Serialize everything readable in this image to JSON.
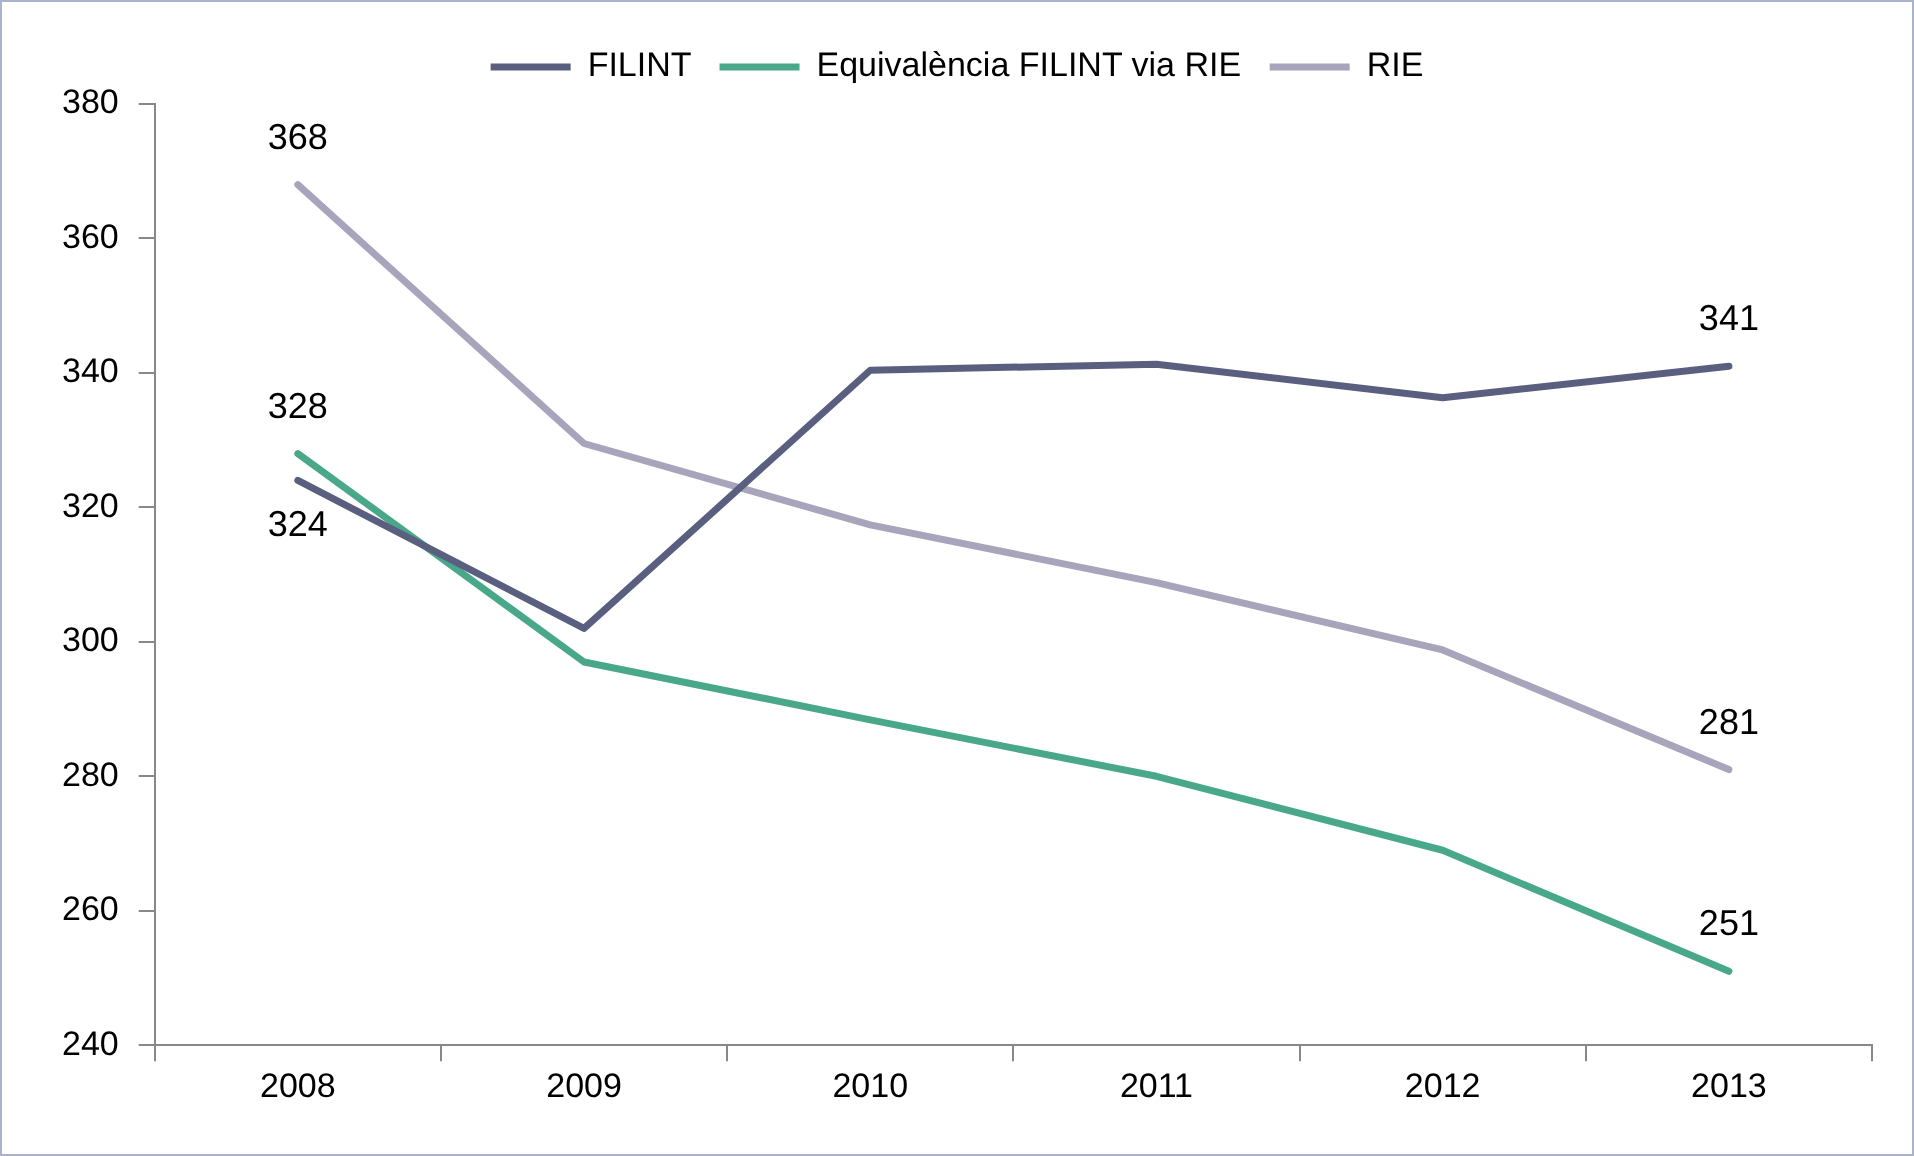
{
  "chart_data": {
    "type": "line",
    "categories": [
      "2008",
      "2009",
      "2010",
      "2011",
      "2012",
      "2013"
    ],
    "series": [
      {
        "name": "FILINT",
        "color": "#5a5f80",
        "values": [
          324,
          302,
          340.4,
          341.3,
          336.3,
          341
        ],
        "value_labels": [
          "324",
          null,
          null,
          null,
          null,
          "341"
        ]
      },
      {
        "name": "Equivalència FILINT via RIE",
        "color": "#4aa88a",
        "values": [
          328,
          297,
          288.4,
          280,
          269,
          251
        ],
        "value_labels": [
          "328",
          null,
          null,
          null,
          null,
          "251"
        ]
      },
      {
        "name": "RIE",
        "color": "#a8a4bc",
        "values": [
          368,
          329.5,
          317.4,
          308.8,
          298.8,
          281
        ],
        "value_labels": [
          "368",
          null,
          null,
          null,
          null,
          "281"
        ]
      }
    ],
    "ylim": [
      240,
      380
    ],
    "yticks": [
      240,
      260,
      280,
      300,
      320,
      340,
      360,
      380
    ],
    "grid": false,
    "legend": "top",
    "marker": "none",
    "line_style": "solid"
  }
}
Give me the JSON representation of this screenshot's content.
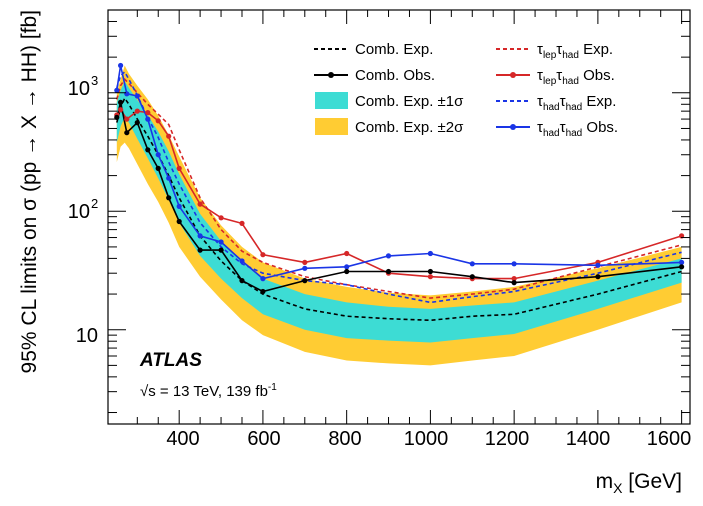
{
  "chart_data": {
    "type": "line",
    "yscale": "log",
    "xlabel": "m",
    "xlabel_sub": "X",
    "xlabel_unit": "[GeV]",
    "ylabel": "95% CL limits on σ (pp → X → HH) [fb]",
    "xlim": [
      230,
      1620
    ],
    "ylim": [
      1.6,
      5000
    ],
    "xticks": [
      400,
      600,
      800,
      1000,
      1200,
      1400,
      1600
    ],
    "xtick_labels": [
      "400",
      "600",
      "800",
      "1000",
      "1200",
      "1400",
      "1600"
    ],
    "yticks": [
      10,
      100,
      1000
    ],
    "ytick_labels": [
      "10",
      "10",
      "10"
    ],
    "ytick_exponents": [
      "",
      "2",
      "3"
    ],
    "experiment": "ATLAS",
    "energy_prefix": "√s = 13 TeV, 139 fb",
    "energy_sup": "-1",
    "band_2sigma": {
      "name": "Comb. Exp. ±2σ",
      "color": "#ffcc33",
      "x": [
        251,
        260,
        270,
        280,
        300,
        325,
        350,
        375,
        400,
        450,
        500,
        550,
        600,
        700,
        800,
        900,
        1000,
        1100,
        1200,
        1400,
        1600
      ],
      "lower": [
        260,
        350,
        380,
        340,
        250,
        170,
        120,
        80,
        50,
        28,
        18,
        12,
        9,
        6.5,
        5.5,
        5.2,
        5.0,
        5.5,
        6.0,
        10,
        17
      ],
      "upper": [
        1000,
        1300,
        1700,
        1450,
        1150,
        880,
        640,
        440,
        290,
        130,
        76,
        50,
        37,
        27,
        23,
        20.5,
        19.5,
        21,
        23,
        33,
        50
      ]
    },
    "band_1sigma": {
      "name": "Comb. Exp. ±1σ",
      "color": "#3ddcd4",
      "x": [
        251,
        260,
        270,
        280,
        300,
        325,
        350,
        375,
        400,
        450,
        500,
        550,
        600,
        700,
        800,
        900,
        1000,
        1100,
        1200,
        1400,
        1600
      ],
      "lower": [
        380,
        520,
        620,
        560,
        410,
        280,
        190,
        125,
        80,
        42,
        27,
        18.5,
        13.5,
        10,
        8.5,
        8.1,
        7.8,
        8.5,
        9.2,
        15,
        25
      ],
      "upper": [
        830,
        1050,
        1250,
        1100,
        870,
        650,
        470,
        320,
        205,
        95,
        56,
        37,
        27,
        20,
        17,
        15.6,
        15,
        16,
        17,
        26,
        40
      ]
    },
    "series": [
      {
        "name": "Comb. Exp.",
        "color": "#000000",
        "dash": "4,3",
        "marker": false,
        "x": [
          251,
          260,
          270,
          280,
          300,
          325,
          350,
          375,
          400,
          450,
          500,
          550,
          600,
          700,
          800,
          900,
          1000,
          1100,
          1200,
          1400,
          1600
        ],
        "values": [
          560,
          750,
          900,
          800,
          600,
          430,
          300,
          200,
          130,
          62,
          38,
          26,
          20,
          15,
          13,
          12.4,
          12,
          13,
          13.5,
          20,
          31
        ]
      },
      {
        "name": "Comb. Obs.",
        "color": "#000000",
        "dash": "",
        "marker": true,
        "x": [
          251,
          260,
          275,
          300,
          325,
          350,
          375,
          400,
          450,
          500,
          550,
          600,
          700,
          800,
          900,
          1000,
          1100,
          1200,
          1400,
          1600
        ],
        "values": [
          620,
          830,
          460,
          560,
          330,
          230,
          130,
          82,
          47,
          47,
          26,
          21,
          26,
          31,
          31,
          31,
          28,
          25,
          28,
          34
        ]
      },
      {
        "name": "τlepτhad Exp.",
        "sub_a": "lep",
        "sub_b": "had",
        "color": "#d62728",
        "dash": "4,3",
        "marker": false,
        "x": [
          251,
          260,
          270,
          280,
          300,
          325,
          350,
          375,
          400,
          450,
          500,
          550,
          600,
          700,
          800,
          900,
          1000,
          1100,
          1200,
          1400,
          1600
        ],
        "values": [
          880,
          1150,
          1300,
          1200,
          1000,
          800,
          660,
          540,
          330,
          130,
          70,
          46,
          37,
          28,
          24,
          21,
          18.5,
          20,
          22,
          34,
          52
        ]
      },
      {
        "name": "τlepτhad Obs.",
        "sub_a": "lep",
        "sub_b": "had",
        "color": "#d62728",
        "dash": "",
        "marker": true,
        "x": [
          251,
          260,
          275,
          300,
          325,
          350,
          375,
          400,
          450,
          500,
          550,
          600,
          700,
          800,
          900,
          1000,
          1100,
          1200,
          1400,
          1600
        ],
        "values": [
          650,
          720,
          600,
          700,
          680,
          580,
          430,
          230,
          115,
          88,
          79,
          43,
          37,
          44,
          30,
          28,
          27,
          27,
          37,
          62
        ]
      },
      {
        "name": "τhadτhad Exp.",
        "sub_a": "had",
        "sub_b": "had",
        "color": "#1a35e6",
        "dash": "4,3",
        "marker": false,
        "x": [
          251,
          260,
          270,
          280,
          300,
          325,
          350,
          375,
          400,
          450,
          500,
          550,
          600,
          700,
          800,
          900,
          1000,
          1100,
          1200,
          1400,
          1600
        ],
        "values": [
          1100,
          1400,
          1500,
          1300,
          950,
          620,
          420,
          260,
          170,
          80,
          50,
          36,
          30,
          26,
          24,
          20,
          17,
          19,
          21,
          30,
          45
        ]
      },
      {
        "name": "τhadτhad Obs.",
        "sub_a": "had",
        "sub_b": "had",
        "color": "#1a35e6",
        "dash": "",
        "marker": true,
        "x": [
          251,
          260,
          275,
          300,
          325,
          350,
          375,
          400,
          450,
          500,
          550,
          600,
          700,
          800,
          900,
          1000,
          1100,
          1200,
          1400,
          1600
        ],
        "values": [
          1050,
          1700,
          980,
          940,
          600,
          300,
          190,
          110,
          62,
          55,
          38,
          27,
          33,
          34,
          42,
          44,
          36,
          36,
          35,
          37
        ]
      }
    ]
  }
}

◇ ◇ ◇ ◇ ◇

■ Task prompt ■
Transcribe the listing in full and omit the pictures.

■ Solution for this problem ■
Serialize everything readable in this image to JSON.
{
  "chart_data": {
    "type": "line",
    "categories": [
      "2008",
      "2009",
      "2010",
      "2011",
      "2012",
      "2013"
    ],
    "series": [
      {
        "name": "FILINT",
        "color": "#5a5f80",
        "values": [
          324,
          302,
          340.4,
          341.3,
          336.3,
          341
        ],
        "value_labels": [
          "324",
          null,
          null,
          null,
          null,
          "341"
        ]
      },
      {
        "name": "Equivalència FILINT via RIE",
        "color": "#4aa88a",
        "values": [
          328,
          297,
          288.4,
          280,
          269,
          251
        ],
        "value_labels": [
          "328",
          null,
          null,
          null,
          null,
          "251"
        ]
      },
      {
        "name": "RIE",
        "color": "#a8a4bc",
        "values": [
          368,
          329.5,
          317.4,
          308.8,
          298.8,
          281
        ],
        "value_labels": [
          "368",
          null,
          null,
          null,
          null,
          "281"
        ]
      }
    ],
    "ylim": [
      240,
      380
    ],
    "yticks": [
      240,
      260,
      280,
      300,
      320,
      340,
      360,
      380
    ],
    "grid": false,
    "legend": "top",
    "marker": "none",
    "line_style": "solid"
  }
}
Give me the JSON representation of this screenshot's content.
{
  "chart_data": {
    "type": "line",
    "yscale": "log",
    "xlabel": "m",
    "xlabel_sub": "X",
    "xlabel_unit": "[GeV]",
    "ylabel": "95% CL limits on σ (pp → X → HH) [fb]",
    "xlim": [
      230,
      1620
    ],
    "ylim": [
      1.6,
      5000
    ],
    "xticks": [
      400,
      600,
      800,
      1000,
      1200,
      1400,
      1600
    ],
    "xtick_labels": [
      "400",
      "600",
      "800",
      "1000",
      "1200",
      "1400",
      "1600"
    ],
    "yticks": [
      10,
      100,
      1000
    ],
    "ytick_labels": [
      "10",
      "10",
      "10"
    ],
    "ytick_exponents": [
      "",
      "2",
      "3"
    ],
    "experiment": "ATLAS",
    "energy_prefix": "√s = 13 TeV, 139 fb",
    "energy_sup": "-1",
    "band_2sigma": {
      "name": "Comb. Exp. ±2σ",
      "color": "#ffcc33",
      "x": [
        251,
        260,
        270,
        280,
        300,
        325,
        350,
        375,
        400,
        450,
        500,
        550,
        600,
        700,
        800,
        900,
        1000,
        1100,
        1200,
        1400,
        1600
      ],
      "lower": [
        260,
        350,
        380,
        340,
        250,
        170,
        120,
        80,
        50,
        28,
        18,
        12,
        9,
        6.5,
        5.5,
        5.2,
        5.0,
        5.5,
        6.0,
        10,
        17
      ],
      "upper": [
        1000,
        1300,
        1700,
        1450,
        1150,
        880,
        640,
        440,
        290,
        130,
        76,
        50,
        37,
        27,
        23,
        20.5,
        19.5,
        21,
        23,
        33,
        50
      ]
    },
    "band_1sigma": {
      "name": "Comb. Exp. ±1σ",
      "color": "#3ddcd4",
      "x": [
        251,
        260,
        270,
        280,
        300,
        325,
        350,
        375,
        400,
        450,
        500,
        550,
        600,
        700,
        800,
        900,
        1000,
        1100,
        1200,
        1400,
        1600
      ],
      "lower": [
        380,
        520,
        620,
        560,
        410,
        280,
        190,
        125,
        80,
        42,
        27,
        18.5,
        13.5,
        10,
        8.5,
        8.1,
        7.8,
        8.5,
        9.2,
        15,
        25
      ],
      "upper": [
        830,
        1050,
        1250,
        1100,
        870,
        650,
        470,
        320,
        205,
        95,
        56,
        37,
        27,
        20,
        17,
        15.6,
        15,
        16,
        17,
        26,
        40
      ]
    },
    "series": [
      {
        "name": "Comb. Exp.",
        "color": "#000000",
        "dash": "4,3",
        "marker": false,
        "x": [
          251,
          260,
          270,
          280,
          300,
          325,
          350,
          375,
          400,
          450,
          500,
          550,
          600,
          700,
          800,
          900,
          1000,
          1100,
          1200,
          1400,
          1600
        ],
        "values": [
          560,
          750,
          900,
          800,
          600,
          430,
          300,
          200,
          130,
          62,
          38,
          26,
          20,
          15,
          13,
          12.4,
          12,
          13,
          13.5,
          20,
          31
        ]
      },
      {
        "name": "Comb. Obs.",
        "color": "#000000",
        "dash": "",
        "marker": true,
        "x": [
          251,
          260,
          275,
          300,
          325,
          350,
          375,
          400,
          450,
          500,
          550,
          600,
          700,
          800,
          900,
          1000,
          1100,
          1200,
          1400,
          1600
        ],
        "values": [
          620,
          830,
          460,
          560,
          330,
          230,
          130,
          82,
          47,
          47,
          26,
          21,
          26,
          31,
          31,
          31,
          28,
          25,
          28,
          34
        ]
      },
      {
        "name": "τlepτhad Exp.",
        "sub_a": "lep",
        "sub_b": "had",
        "color": "#d62728",
        "dash": "4,3",
        "marker": false,
        "x": [
          251,
          260,
          270,
          280,
          300,
          325,
          350,
          375,
          400,
          450,
          500,
          550,
          600,
          700,
          800,
          900,
          1000,
          1100,
          1200,
          1400,
          1600
        ],
        "values": [
          880,
          1150,
          1300,
          1200,
          1000,
          800,
          660,
          540,
          330,
          130,
          70,
          46,
          37,
          28,
          24,
          21,
          18.5,
          20,
          22,
          34,
          52
        ]
      },
      {
        "name": "τlepτhad Obs.",
        "sub_a": "lep",
        "sub_b": "had",
        "color": "#d62728",
        "dash": "",
        "marker": true,
        "x": [
          251,
          260,
          275,
          300,
          325,
          350,
          375,
          400,
          450,
          500,
          550,
          600,
          700,
          800,
          900,
          1000,
          1100,
          1200,
          1400,
          1600
        ],
        "values": [
          650,
          720,
          600,
          700,
          680,
          580,
          430,
          230,
          115,
          88,
          79,
          43,
          37,
          44,
          30,
          28,
          27,
          27,
          37,
          62
        ]
      },
      {
        "name": "τhadτhad Exp.",
        "sub_a": "had",
        "sub_b": "had",
        "color": "#1a35e6",
        "dash": "4,3",
        "marker": false,
        "x": [
          251,
          260,
          270,
          280,
          300,
          325,
          350,
          375,
          400,
          450,
          500,
          550,
          600,
          700,
          800,
          900,
          1000,
          1100,
          1200,
          1400,
          1600
        ],
        "values": [
          1100,
          1400,
          1500,
          1300,
          950,
          620,
          420,
          260,
          170,
          80,
          50,
          36,
          30,
          26,
          24,
          20,
          17,
          19,
          21,
          30,
          45
        ]
      },
      {
        "name": "τhadτhad Obs.",
        "sub_a": "had",
        "sub_b": "had",
        "color": "#1a35e6",
        "dash": "",
        "marker": true,
        "x": [
          251,
          260,
          275,
          300,
          325,
          350,
          375,
          400,
          450,
          500,
          550,
          600,
          700,
          800,
          900,
          1000,
          1100,
          1200,
          1400,
          1600
        ],
        "values": [
          1050,
          1700,
          980,
          940,
          600,
          300,
          190,
          110,
          62,
          55,
          38,
          27,
          33,
          34,
          42,
          44,
          36,
          36,
          35,
          37
        ]
      }
    ]
  }
}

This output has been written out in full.